* _Job_: Look for the string "JSON" in every line, and copy each line that has it.

* _Material for the task_:
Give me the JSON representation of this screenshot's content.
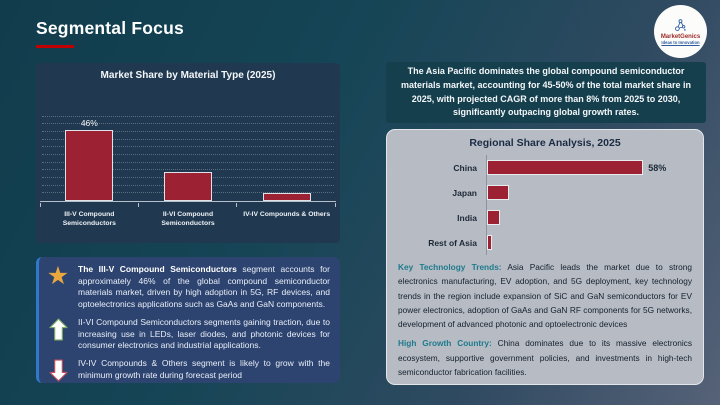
{
  "slide": {
    "title": "Segmental Focus",
    "logo": {
      "name": "MarketGenics",
      "tagline": "Ideas to Innovation"
    }
  },
  "callout": {
    "text": "The Asia Pacific dominates the global compound semiconductor materials market, accounting for 45-50% of the total market share in 2025, with projected CAGR of more than 8% from 2025 to 2030, significantly outpacing global growth rates."
  },
  "insights": {
    "items": [
      {
        "icon": "star",
        "lead": "The III-V Compound Semiconductors",
        "text": " segment accounts for approximately 46% of the global compound semiconductor materials market, driven by high adoption in 5G, RF devices, and optoelectronics applications such as GaAs and GaN components."
      },
      {
        "icon": "up-arrow",
        "lead": "",
        "text": "II-VI Compound Semiconductors segments gaining traction, due to increasing use in LEDs, laser diodes, and photonic devices for consumer electronics and industrial applications."
      },
      {
        "icon": "down-arrow",
        "lead": "",
        "text": "IV-IV Compounds & Others segment is likely to grow with the minimum growth rate during forecast period"
      }
    ]
  },
  "regional_notes": {
    "trends_label": "Key Technology Trends:",
    "trends_text": " Asia Pacific leads the market due to strong electronics manufacturing, EV adoption, and 5G deployment, key technology trends in the region include expansion of SiC and GaN semiconductors for EV power electronics, adoption of GaAs and GaN RF components for 5G networks, development of advanced photonic and optoelectronic devices",
    "growth_label": "High Growth Country:",
    "growth_text": " China dominates due to its massive electronics ecosystem, supportive government policies, and investments in high-tech semiconductor fabrication facilities."
  },
  "chart_data": [
    {
      "type": "bar",
      "orientation": "vertical",
      "title": "Market Share by Material Type (2025)",
      "categories": [
        "III-V Compound Semiconductors",
        "II-VI Compound Semiconductors",
        "IV-IV Compounds & Others"
      ],
      "values": [
        46,
        19,
        5
      ],
      "data_labels": [
        "46%",
        "",
        ""
      ],
      "ylabel": "",
      "xlabel": "",
      "ylim": [
        0,
        60
      ],
      "grid_step": 5,
      "grid": "dotted-horizontal",
      "legend": "none",
      "bar_color": "#9B2133"
    },
    {
      "type": "bar",
      "orientation": "horizontal",
      "title": "Regional Share Analysis, 2025",
      "categories": [
        "China",
        "Japan",
        "India",
        "Rest of Asia"
      ],
      "values": [
        58,
        8,
        5,
        2
      ],
      "data_labels": [
        "58%",
        "",
        "",
        ""
      ],
      "ylabel": "",
      "xlabel": "",
      "xlim": [
        0,
        75
      ],
      "grid": "off",
      "legend": "none",
      "bar_color": "#9B2133"
    }
  ],
  "colors": {
    "accent_red": "#C00000",
    "bar_red": "#9B2133",
    "panel_bg": "#B7BCC4",
    "insights_bg": "#2D4470",
    "accent_blue": "#2E79C9",
    "teal_lead": "#1E7A8C",
    "star_gold": "#E9A73E"
  }
}
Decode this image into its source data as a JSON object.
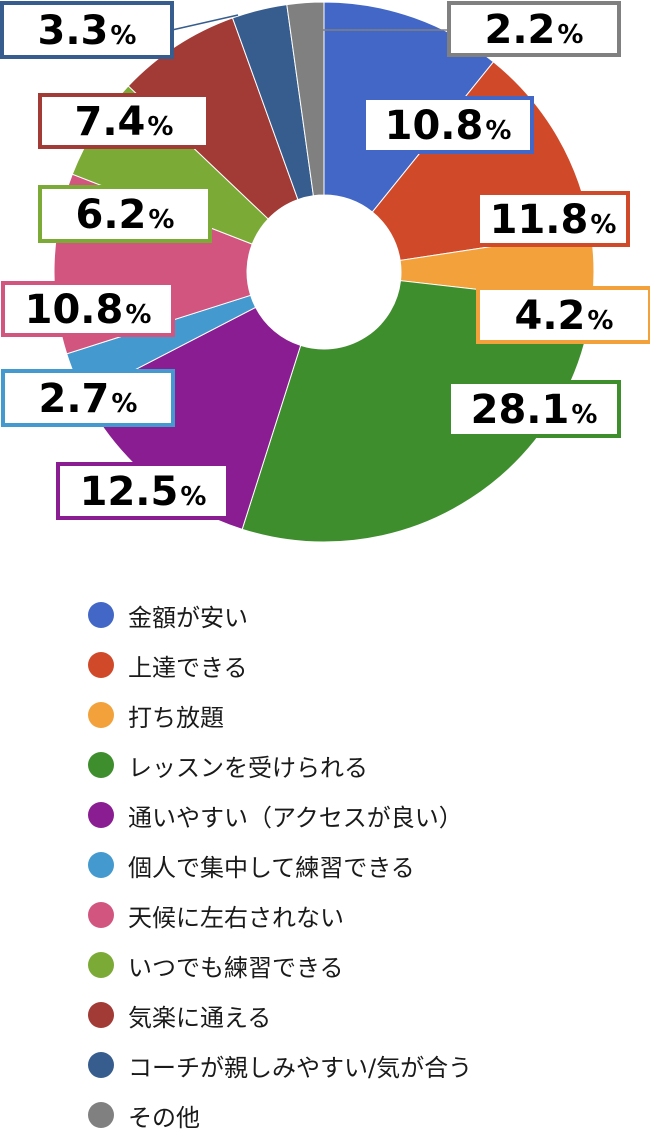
{
  "chart_data": {
    "type": "pie",
    "title": "",
    "donut": true,
    "percent_suffix": "%",
    "slices": [
      {
        "label": "金額が安い",
        "value": 10.8,
        "value_label": "10.8",
        "color": "#4267C6"
      },
      {
        "label": "上達できる",
        "value": 11.8,
        "value_label": "11.8",
        "color": "#D04A2A"
      },
      {
        "label": "打ち放題",
        "value": 4.2,
        "value_label": "4.2",
        "color": "#F2A13B"
      },
      {
        "label": "レッスンを受けられる",
        "value": 28.1,
        "value_label": "28.1",
        "color": "#3F8E2E"
      },
      {
        "label": "通いやすい（アクセスが良い）",
        "value": 12.5,
        "value_label": "12.5",
        "color": "#8A1D91"
      },
      {
        "label": "個人で集中して練習できる",
        "value": 2.7,
        "value_label": "2.7",
        "color": "#4499CE"
      },
      {
        "label": "天候に左右されない",
        "value": 10.8,
        "value_label": "10.8",
        "color": "#D2557F"
      },
      {
        "label": "いつでも練習できる",
        "value": 6.2,
        "value_label": "6.2",
        "color": "#7BAA36"
      },
      {
        "label": "気楽に通える",
        "value": 7.4,
        "value_label": "7.4",
        "color": "#A23A36"
      },
      {
        "label": "コーチが親しみやすい/気が合う",
        "value": 3.3,
        "value_label": "3.3",
        "color": "#365D8E"
      },
      {
        "label": "その他",
        "value": 2.2,
        "value_label": "2.2",
        "color": "#808080"
      }
    ],
    "legend_position": "bottom"
  }
}
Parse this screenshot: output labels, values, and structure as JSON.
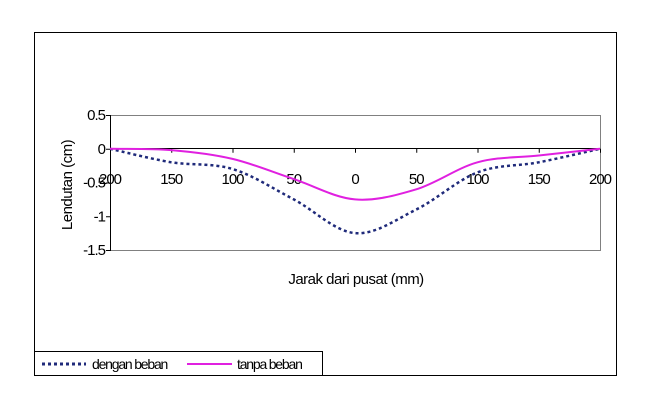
{
  "chart_data": {
    "type": "line",
    "title": "",
    "xlabel": "Jarak dari pusat (mm)",
    "ylabel": "Lendutan (cm)",
    "xlim": [
      -200,
      200
    ],
    "ylim": [
      -1.5,
      0.5
    ],
    "grid": false,
    "legend_position": "bottom-left",
    "x_tick_labels": [
      "200",
      "150",
      "100",
      "50",
      "0",
      "50",
      "100",
      "150",
      "200"
    ],
    "y_tick_labels": [
      "0.5",
      "0",
      "-0.5",
      "-1",
      "-1.5"
    ],
    "series": [
      {
        "name": "dengan beban",
        "color": "#1f2a7a",
        "style": "dotted",
        "x": [
          -200,
          -150,
          -100,
          -50,
          0,
          50,
          100,
          150,
          200
        ],
        "y": [
          0,
          -0.2,
          -0.3,
          -0.75,
          -1.25,
          -0.9,
          -0.35,
          -0.2,
          0
        ]
      },
      {
        "name": "tanpa beban",
        "color": "#e020e0",
        "style": "solid",
        "x": [
          -200,
          -150,
          -100,
          -50,
          0,
          50,
          100,
          150,
          200
        ],
        "y": [
          0,
          -0.02,
          -0.15,
          -0.45,
          -0.75,
          -0.6,
          -0.2,
          -0.1,
          0
        ]
      }
    ]
  }
}
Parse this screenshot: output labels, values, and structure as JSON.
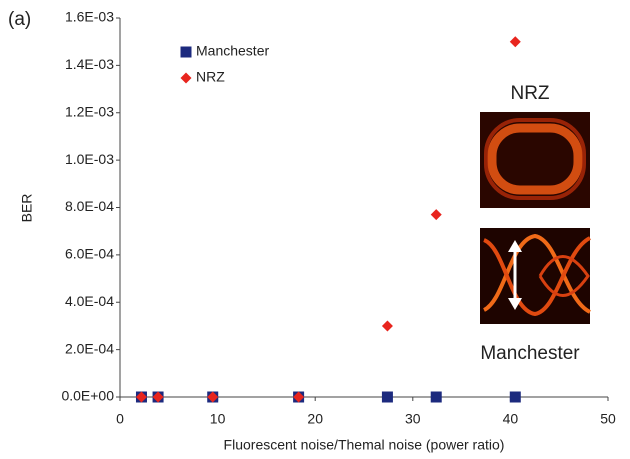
{
  "chart_data": {
    "type": "scatter",
    "panel_label": "(a)",
    "x_label": "Fluorescent noise/Themal noise (power ratio)",
    "y_label": "BER",
    "annotations": [
      "NRZ",
      "Manchester"
    ],
    "xlim": [
      0,
      50
    ],
    "xticks": [
      0,
      10,
      20,
      30,
      40,
      50
    ],
    "ylim": [
      0,
      0.0016
    ],
    "yticks": [
      {
        "value": 0,
        "label": "0.0E+00"
      },
      {
        "value": 0.0002,
        "label": "2.0E-04"
      },
      {
        "value": 0.0004,
        "label": "4.0E-04"
      },
      {
        "value": 0.0006,
        "label": "6.0E-04"
      },
      {
        "value": 0.0008,
        "label": "8.0E-04"
      },
      {
        "value": 0.001,
        "label": "1.0E-03"
      },
      {
        "value": 0.0012,
        "label": "1.2E-03"
      },
      {
        "value": 0.0014,
        "label": "1.4E-03"
      },
      {
        "value": 0.0016,
        "label": "1.6E-03"
      }
    ],
    "grid": false,
    "legend": "upper left",
    "series": [
      {
        "name": "Manchester",
        "color": "#1c2a7e",
        "marker": "square",
        "x": [
          2.2,
          3.9,
          9.5,
          18.3,
          27.4,
          32.4,
          40.5
        ],
        "values": [
          0,
          0,
          0,
          0,
          0,
          0,
          0
        ]
      },
      {
        "name": "NRZ",
        "color": "#e8251e",
        "marker": "diamond",
        "x": [
          2.2,
          3.9,
          9.5,
          18.3,
          27.4,
          32.4,
          40.5
        ],
        "values": [
          0,
          0,
          0,
          0,
          0.0003,
          0.00077,
          0.0015
        ]
      }
    ]
  }
}
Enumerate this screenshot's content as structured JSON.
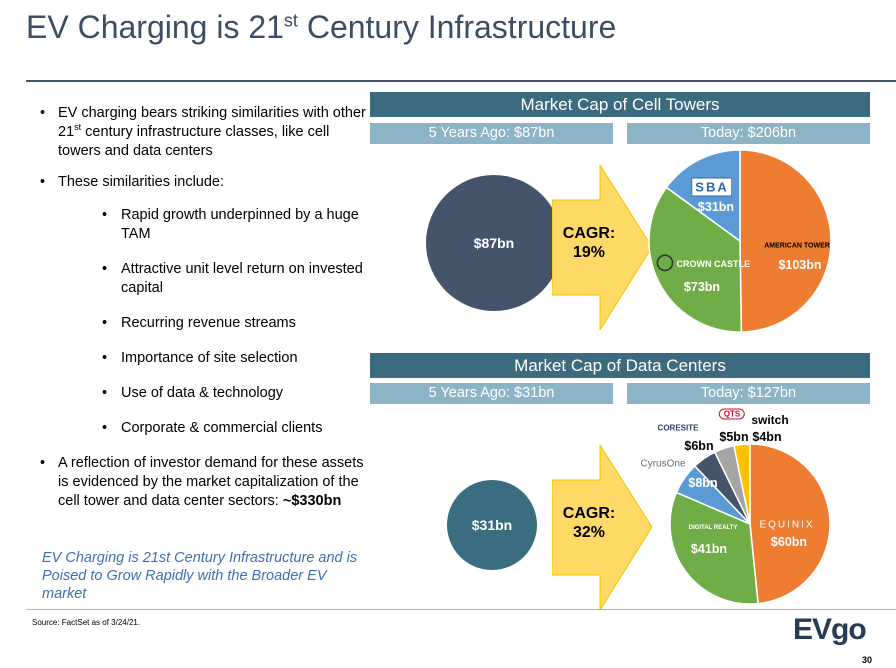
{
  "title": {
    "main": "EV Charging is 21",
    "sup": "st",
    "rest": " Century Infrastructure"
  },
  "bullets": {
    "b1_pre": "EV charging bears striking similarities with other 21",
    "b1_sup": "st",
    "b1_post": " century infrastructure classes, like cell towers and data centers",
    "b2": "These similarities include:",
    "sub": [
      "Rapid growth underpinned by a huge TAM",
      "Attractive unit level return on invested capital",
      "Recurring revenue streams",
      "Importance of site selection",
      "Use of data & technology",
      "Corporate & commercial clients"
    ],
    "b3_pre": "A reflection of investor demand for these assets is evidenced by the market capitalization of the cell tower and data center sectors: ",
    "b3_bold": "~$330bn"
  },
  "callout": "EV Charging is 21st Century Infrastructure and is Poised to Grow Rapidly with the Broader EV market",
  "towers": {
    "header": "Market Cap of Cell Towers",
    "past_label": "5 Years Ago: $87bn",
    "today_label": "Today: $206bn",
    "past_value": "$87bn",
    "cagr_label": "CAGR:",
    "cagr_value": "19%",
    "logos": {
      "sba": "SBA",
      "crown": "CROWN CASTLE",
      "american": "AMERICAN TOWER"
    }
  },
  "datacenters": {
    "header": "Market Cap of Data Centers",
    "past_label": "5 Years Ago: $31bn",
    "today_label": "Today: $127bn",
    "past_value": "$31bn",
    "cagr_label": "CAGR:",
    "cagr_value": "32%",
    "logos": {
      "coresite": "CORESITE",
      "cyrusone": "CyrusOne",
      "qts": "QTS",
      "switch": "switch",
      "digital": "DIGITAL REALTY",
      "equinix": "EQUINIX"
    }
  },
  "chart_data": [
    {
      "type": "pie",
      "title": "Today: $206bn",
      "labels": [
        "American Tower",
        "Crown Castle",
        "SBA"
      ],
      "value_labels": [
        "$103bn",
        "$73bn",
        "$31bn"
      ],
      "values": [
        103,
        73,
        31
      ],
      "colors": [
        "#ee7d31",
        "#70ad47",
        "#5b9bd5"
      ]
    },
    {
      "type": "pie",
      "title": "Today: $127bn",
      "labels": [
        "Equinix",
        "Digital Realty",
        "CyrusOne",
        "CoreSite",
        "QTS",
        "Switch"
      ],
      "value_labels": [
        "$60bn",
        "$41bn",
        "$8bn",
        "$6bn",
        "$5bn",
        "$4bn"
      ],
      "values": [
        60,
        41,
        8,
        6,
        5,
        4
      ],
      "colors": [
        "#ee7d31",
        "#70ad47",
        "#5b9bd5",
        "#44546a",
        "#a5a5a5",
        "#ffc000"
      ]
    }
  ],
  "footer": {
    "source": "Source:  FactSet as of 3/24/21.",
    "logo_ev": "EV",
    "logo_go": "go",
    "page": "30"
  }
}
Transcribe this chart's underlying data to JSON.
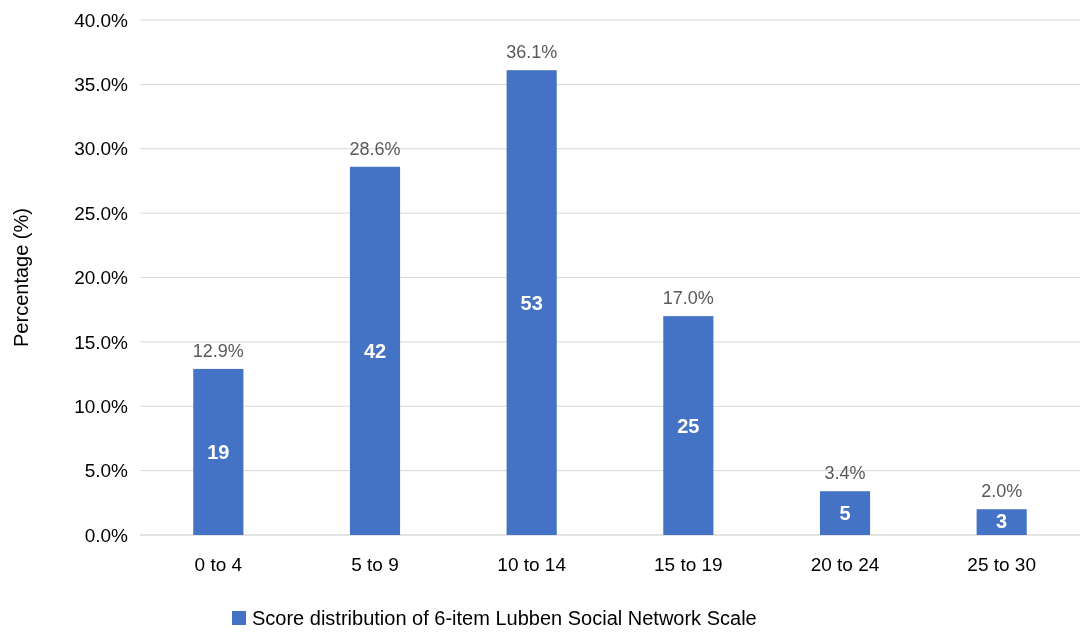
{
  "chart_data": {
    "type": "bar",
    "ylabel": "Percentage (%)",
    "categories": [
      "0 to 4",
      "5 to 9",
      "10 to 14",
      "15 to 19",
      "20 to 24",
      "25 to 30"
    ],
    "series": [
      {
        "name": "Score distribution of 6-item Lubben Social Network Scale",
        "color": "#4472c4",
        "values": [
          12.9,
          28.6,
          36.1,
          17.0,
          3.4,
          2.0
        ],
        "value_labels": [
          "12.9%",
          "28.6%",
          "36.1%",
          "17.0%",
          "3.4%",
          "2.0%"
        ]
      }
    ],
    "ylim": [
      0,
      40
    ],
    "yticks": [
      {
        "value": 0,
        "label": "0.0%"
      },
      {
        "value": 5,
        "label": "5.0%"
      },
      {
        "value": 10,
        "label": "10.0%"
      },
      {
        "value": 15,
        "label": "15.0%"
      },
      {
        "value": 20,
        "label": "20.0%"
      },
      {
        "value": 25,
        "label": "25.0%"
      },
      {
        "value": 30,
        "label": "30.0%"
      },
      {
        "value": 35,
        "label": "35.0%"
      },
      {
        "value": 40,
        "label": "40.0%"
      }
    ],
    "annotations": [
      "19",
      "42",
      "53",
      "25",
      "5",
      "3"
    ],
    "grid": "y",
    "legend": "bottom"
  }
}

* _Output of the task_:
Give me the JSON representation of this screenshot's content.
Decode this image into its source data as a JSON object.
Parse this screenshot: output labels, values, and structure as JSON.
Parse this screenshot: output labels, values, and structure as JSON.
Enumerate this screenshot's content as structured JSON.
Transcribe this chart's underlying data to JSON.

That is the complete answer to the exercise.